JOB
Identify the lines that include the word "Weller", then copy all of them.

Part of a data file

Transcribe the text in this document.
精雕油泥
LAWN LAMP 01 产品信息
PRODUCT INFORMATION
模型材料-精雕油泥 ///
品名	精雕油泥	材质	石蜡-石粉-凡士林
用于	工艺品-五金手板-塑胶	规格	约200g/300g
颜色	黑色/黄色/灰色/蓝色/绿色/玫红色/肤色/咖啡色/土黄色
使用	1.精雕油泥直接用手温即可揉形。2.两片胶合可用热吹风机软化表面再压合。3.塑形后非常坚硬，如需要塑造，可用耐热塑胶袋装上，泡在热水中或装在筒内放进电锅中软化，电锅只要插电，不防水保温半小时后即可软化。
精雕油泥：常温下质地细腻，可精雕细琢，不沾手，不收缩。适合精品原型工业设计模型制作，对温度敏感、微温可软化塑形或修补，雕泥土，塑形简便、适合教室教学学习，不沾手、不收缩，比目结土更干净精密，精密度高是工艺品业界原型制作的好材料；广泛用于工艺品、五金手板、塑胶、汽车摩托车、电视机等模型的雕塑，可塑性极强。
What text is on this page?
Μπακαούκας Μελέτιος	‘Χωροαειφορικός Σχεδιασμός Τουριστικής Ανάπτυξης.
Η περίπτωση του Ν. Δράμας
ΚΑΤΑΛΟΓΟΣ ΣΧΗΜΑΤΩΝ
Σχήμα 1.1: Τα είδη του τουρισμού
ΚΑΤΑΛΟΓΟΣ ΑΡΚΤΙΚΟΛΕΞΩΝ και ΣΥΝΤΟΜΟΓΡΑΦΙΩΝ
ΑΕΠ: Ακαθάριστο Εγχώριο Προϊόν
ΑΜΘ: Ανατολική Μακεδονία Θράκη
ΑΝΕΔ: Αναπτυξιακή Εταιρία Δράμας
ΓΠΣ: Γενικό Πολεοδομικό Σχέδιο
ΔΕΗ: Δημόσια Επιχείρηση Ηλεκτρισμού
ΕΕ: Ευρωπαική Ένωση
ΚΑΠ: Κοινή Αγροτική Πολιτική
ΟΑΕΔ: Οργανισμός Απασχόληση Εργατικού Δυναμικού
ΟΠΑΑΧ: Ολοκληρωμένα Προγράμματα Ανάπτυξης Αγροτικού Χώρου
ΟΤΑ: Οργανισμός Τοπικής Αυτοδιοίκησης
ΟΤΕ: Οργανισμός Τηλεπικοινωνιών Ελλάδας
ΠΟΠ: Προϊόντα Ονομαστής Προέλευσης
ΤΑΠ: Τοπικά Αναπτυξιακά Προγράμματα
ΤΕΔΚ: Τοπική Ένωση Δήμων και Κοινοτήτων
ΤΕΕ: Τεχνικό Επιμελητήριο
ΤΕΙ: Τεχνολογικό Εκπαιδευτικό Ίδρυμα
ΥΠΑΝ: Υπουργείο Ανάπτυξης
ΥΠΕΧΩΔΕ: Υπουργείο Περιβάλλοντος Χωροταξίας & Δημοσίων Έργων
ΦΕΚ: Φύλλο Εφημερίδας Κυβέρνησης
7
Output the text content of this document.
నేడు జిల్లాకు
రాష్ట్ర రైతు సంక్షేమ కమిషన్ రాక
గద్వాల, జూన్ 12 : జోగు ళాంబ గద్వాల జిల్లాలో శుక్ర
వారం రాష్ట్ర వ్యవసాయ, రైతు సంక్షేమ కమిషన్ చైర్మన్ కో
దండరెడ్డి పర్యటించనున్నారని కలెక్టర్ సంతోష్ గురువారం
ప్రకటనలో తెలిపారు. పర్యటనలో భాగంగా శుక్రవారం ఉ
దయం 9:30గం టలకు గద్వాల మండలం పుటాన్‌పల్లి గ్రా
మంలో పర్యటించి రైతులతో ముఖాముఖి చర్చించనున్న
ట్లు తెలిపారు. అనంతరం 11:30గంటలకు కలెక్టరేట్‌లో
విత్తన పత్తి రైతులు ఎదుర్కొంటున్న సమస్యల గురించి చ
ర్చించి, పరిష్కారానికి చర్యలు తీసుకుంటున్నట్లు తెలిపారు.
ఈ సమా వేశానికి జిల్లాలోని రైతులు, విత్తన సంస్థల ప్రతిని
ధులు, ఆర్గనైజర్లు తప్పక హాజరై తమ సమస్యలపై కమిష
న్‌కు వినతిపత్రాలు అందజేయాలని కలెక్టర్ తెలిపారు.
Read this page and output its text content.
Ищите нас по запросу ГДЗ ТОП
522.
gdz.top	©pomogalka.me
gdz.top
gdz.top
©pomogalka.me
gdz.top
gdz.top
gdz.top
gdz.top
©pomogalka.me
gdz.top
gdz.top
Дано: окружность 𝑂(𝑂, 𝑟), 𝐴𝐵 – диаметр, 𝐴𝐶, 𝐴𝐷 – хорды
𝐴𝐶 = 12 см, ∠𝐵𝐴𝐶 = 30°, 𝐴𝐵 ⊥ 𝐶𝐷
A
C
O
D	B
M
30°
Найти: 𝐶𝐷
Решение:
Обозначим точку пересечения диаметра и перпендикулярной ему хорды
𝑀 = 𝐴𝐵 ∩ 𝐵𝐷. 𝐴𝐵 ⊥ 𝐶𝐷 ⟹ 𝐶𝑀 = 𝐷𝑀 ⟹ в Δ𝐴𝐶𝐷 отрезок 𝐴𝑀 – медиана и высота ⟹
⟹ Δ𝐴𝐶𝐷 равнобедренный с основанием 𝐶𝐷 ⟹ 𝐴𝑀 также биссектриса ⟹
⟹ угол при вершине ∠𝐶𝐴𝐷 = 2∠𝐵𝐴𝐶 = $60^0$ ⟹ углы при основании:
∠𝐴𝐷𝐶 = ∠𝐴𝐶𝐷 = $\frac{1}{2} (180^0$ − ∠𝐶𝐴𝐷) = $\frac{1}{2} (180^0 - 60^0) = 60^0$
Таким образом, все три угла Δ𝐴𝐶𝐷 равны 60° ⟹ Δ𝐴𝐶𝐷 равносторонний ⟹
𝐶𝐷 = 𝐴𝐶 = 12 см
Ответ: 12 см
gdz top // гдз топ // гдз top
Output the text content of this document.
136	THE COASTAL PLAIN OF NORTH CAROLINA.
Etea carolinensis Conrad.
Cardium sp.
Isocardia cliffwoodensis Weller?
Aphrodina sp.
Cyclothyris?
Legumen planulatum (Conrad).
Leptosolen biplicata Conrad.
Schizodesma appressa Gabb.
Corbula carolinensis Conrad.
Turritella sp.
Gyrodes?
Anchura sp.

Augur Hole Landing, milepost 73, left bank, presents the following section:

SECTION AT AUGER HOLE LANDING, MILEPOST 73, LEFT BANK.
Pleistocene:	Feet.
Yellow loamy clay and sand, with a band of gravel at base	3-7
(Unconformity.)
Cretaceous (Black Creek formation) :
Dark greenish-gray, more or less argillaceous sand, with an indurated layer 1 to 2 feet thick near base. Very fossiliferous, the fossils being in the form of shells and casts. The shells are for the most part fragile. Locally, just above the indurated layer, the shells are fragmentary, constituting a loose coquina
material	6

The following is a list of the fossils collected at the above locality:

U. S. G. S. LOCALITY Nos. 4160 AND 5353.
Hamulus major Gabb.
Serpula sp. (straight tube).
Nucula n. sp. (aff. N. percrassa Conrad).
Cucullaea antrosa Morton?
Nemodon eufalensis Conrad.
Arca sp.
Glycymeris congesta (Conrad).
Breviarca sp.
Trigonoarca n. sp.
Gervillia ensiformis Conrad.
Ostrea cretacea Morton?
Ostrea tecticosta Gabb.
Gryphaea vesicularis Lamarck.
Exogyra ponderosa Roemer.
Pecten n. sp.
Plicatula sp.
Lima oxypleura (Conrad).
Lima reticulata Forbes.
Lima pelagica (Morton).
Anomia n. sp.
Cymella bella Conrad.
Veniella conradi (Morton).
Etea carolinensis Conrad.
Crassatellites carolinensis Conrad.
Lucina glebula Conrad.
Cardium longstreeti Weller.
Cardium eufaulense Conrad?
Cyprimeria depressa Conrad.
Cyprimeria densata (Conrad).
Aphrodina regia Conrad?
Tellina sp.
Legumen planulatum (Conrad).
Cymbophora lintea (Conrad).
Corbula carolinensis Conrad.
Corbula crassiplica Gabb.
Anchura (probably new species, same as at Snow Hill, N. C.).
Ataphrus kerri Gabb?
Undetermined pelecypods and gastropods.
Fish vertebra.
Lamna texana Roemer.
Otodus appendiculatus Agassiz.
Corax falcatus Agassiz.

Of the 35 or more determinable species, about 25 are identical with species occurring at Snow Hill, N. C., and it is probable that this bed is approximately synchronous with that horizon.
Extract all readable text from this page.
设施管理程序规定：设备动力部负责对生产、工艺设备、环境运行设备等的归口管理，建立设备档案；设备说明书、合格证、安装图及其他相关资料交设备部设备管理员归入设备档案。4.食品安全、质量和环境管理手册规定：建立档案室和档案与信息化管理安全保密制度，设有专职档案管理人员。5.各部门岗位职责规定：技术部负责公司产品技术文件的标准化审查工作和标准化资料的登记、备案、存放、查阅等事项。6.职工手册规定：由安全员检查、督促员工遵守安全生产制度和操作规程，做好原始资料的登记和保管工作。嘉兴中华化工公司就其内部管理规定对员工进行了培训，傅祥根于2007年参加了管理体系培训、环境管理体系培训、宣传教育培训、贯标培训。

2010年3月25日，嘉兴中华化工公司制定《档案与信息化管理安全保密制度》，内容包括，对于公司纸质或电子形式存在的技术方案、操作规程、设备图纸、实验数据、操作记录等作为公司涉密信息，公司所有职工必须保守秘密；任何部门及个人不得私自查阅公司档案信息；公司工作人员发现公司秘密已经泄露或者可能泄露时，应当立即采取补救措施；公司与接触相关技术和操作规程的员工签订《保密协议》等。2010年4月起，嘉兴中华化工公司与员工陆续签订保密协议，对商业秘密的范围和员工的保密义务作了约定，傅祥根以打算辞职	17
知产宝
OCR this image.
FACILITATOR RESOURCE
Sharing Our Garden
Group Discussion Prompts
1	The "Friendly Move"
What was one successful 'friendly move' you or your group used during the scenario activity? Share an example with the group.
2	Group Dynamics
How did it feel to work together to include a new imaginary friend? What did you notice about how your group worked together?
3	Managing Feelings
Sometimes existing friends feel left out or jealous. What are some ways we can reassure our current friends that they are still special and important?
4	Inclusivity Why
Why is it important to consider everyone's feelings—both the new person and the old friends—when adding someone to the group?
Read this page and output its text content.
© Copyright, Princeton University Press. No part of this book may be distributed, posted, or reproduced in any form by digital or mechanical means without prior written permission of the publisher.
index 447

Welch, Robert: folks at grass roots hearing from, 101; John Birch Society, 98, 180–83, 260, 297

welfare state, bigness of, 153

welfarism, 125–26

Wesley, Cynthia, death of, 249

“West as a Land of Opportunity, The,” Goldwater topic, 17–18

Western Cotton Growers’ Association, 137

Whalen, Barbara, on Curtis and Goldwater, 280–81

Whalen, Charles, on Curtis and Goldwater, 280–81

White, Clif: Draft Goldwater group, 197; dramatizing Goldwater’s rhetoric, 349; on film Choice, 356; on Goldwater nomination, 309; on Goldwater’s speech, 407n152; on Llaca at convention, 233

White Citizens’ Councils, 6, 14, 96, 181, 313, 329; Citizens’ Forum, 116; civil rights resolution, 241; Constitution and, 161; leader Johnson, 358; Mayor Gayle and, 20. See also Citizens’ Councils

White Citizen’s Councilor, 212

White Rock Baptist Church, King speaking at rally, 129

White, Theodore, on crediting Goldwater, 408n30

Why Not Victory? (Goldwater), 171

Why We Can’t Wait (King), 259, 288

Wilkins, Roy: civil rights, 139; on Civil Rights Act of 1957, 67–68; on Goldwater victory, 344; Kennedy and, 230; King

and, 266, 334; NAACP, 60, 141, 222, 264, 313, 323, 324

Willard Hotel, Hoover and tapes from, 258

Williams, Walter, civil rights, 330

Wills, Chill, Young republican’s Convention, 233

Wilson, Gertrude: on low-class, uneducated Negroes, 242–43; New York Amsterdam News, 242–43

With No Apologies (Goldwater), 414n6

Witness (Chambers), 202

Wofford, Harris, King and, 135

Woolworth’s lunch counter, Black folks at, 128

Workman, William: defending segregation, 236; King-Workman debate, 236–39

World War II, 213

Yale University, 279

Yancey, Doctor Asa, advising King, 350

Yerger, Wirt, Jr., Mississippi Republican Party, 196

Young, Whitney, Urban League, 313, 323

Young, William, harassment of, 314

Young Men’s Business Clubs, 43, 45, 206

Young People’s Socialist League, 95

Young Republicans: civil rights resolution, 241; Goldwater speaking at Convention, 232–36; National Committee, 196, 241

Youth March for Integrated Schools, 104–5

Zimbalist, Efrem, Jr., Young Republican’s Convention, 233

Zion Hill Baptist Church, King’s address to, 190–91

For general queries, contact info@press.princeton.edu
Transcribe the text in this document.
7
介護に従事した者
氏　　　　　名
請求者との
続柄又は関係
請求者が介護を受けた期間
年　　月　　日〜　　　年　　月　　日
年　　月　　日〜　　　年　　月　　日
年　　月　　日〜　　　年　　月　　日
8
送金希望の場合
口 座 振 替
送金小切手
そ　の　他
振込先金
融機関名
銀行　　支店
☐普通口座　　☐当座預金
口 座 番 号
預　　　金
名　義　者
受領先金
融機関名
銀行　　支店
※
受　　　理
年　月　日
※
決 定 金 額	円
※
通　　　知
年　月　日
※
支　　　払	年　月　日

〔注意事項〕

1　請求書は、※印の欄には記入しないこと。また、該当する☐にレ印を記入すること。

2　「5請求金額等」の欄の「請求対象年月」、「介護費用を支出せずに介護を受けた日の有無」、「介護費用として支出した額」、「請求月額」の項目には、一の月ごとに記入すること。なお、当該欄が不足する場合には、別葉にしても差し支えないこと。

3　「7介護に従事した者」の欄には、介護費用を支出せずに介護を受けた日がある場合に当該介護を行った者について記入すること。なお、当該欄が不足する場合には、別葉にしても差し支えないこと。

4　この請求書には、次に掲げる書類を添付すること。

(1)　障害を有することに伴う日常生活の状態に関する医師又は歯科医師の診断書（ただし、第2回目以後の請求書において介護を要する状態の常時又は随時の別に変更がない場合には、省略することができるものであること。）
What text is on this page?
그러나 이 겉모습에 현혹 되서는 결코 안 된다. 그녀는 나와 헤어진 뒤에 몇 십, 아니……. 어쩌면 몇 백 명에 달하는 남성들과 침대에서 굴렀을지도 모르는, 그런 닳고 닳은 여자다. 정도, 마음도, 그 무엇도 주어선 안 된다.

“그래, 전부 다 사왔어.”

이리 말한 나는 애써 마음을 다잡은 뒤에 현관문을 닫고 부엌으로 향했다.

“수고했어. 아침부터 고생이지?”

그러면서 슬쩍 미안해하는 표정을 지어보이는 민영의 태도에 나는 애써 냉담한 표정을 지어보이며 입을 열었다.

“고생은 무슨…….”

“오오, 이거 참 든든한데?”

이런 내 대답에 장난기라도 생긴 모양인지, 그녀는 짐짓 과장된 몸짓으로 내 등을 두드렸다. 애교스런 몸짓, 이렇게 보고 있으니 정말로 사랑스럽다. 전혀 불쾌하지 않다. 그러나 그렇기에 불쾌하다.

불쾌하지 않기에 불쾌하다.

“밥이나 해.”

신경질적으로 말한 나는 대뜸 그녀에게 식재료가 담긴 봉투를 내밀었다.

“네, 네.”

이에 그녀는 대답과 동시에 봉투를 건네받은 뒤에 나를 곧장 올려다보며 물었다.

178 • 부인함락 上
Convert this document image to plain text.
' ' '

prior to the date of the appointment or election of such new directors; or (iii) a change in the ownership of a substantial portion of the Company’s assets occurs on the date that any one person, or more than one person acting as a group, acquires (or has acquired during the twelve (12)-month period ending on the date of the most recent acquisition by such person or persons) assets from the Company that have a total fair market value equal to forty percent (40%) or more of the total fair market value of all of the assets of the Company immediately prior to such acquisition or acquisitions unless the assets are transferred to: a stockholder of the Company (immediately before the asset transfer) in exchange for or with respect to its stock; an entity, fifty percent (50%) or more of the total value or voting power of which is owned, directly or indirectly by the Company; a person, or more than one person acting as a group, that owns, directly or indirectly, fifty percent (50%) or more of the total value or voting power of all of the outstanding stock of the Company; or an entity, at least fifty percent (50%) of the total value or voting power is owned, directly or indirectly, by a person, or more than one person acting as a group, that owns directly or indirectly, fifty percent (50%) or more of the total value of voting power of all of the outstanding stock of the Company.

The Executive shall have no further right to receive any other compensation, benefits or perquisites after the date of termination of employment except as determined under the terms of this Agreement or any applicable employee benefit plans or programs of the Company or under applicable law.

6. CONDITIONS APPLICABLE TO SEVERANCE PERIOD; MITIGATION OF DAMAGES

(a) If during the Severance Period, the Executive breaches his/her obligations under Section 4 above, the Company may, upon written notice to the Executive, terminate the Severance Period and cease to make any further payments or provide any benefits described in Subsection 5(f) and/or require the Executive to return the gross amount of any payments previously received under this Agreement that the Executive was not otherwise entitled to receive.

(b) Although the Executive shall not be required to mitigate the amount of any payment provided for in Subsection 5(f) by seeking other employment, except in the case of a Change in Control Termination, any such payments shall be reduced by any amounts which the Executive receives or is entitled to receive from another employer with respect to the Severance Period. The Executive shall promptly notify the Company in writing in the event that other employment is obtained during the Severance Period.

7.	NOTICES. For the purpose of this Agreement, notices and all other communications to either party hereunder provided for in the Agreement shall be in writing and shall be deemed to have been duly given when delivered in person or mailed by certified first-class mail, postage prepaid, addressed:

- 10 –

ANSWER TO THIS EXERCISE
Isocardia cliffwoodensis Weller?
Cardium longstreeti Weller.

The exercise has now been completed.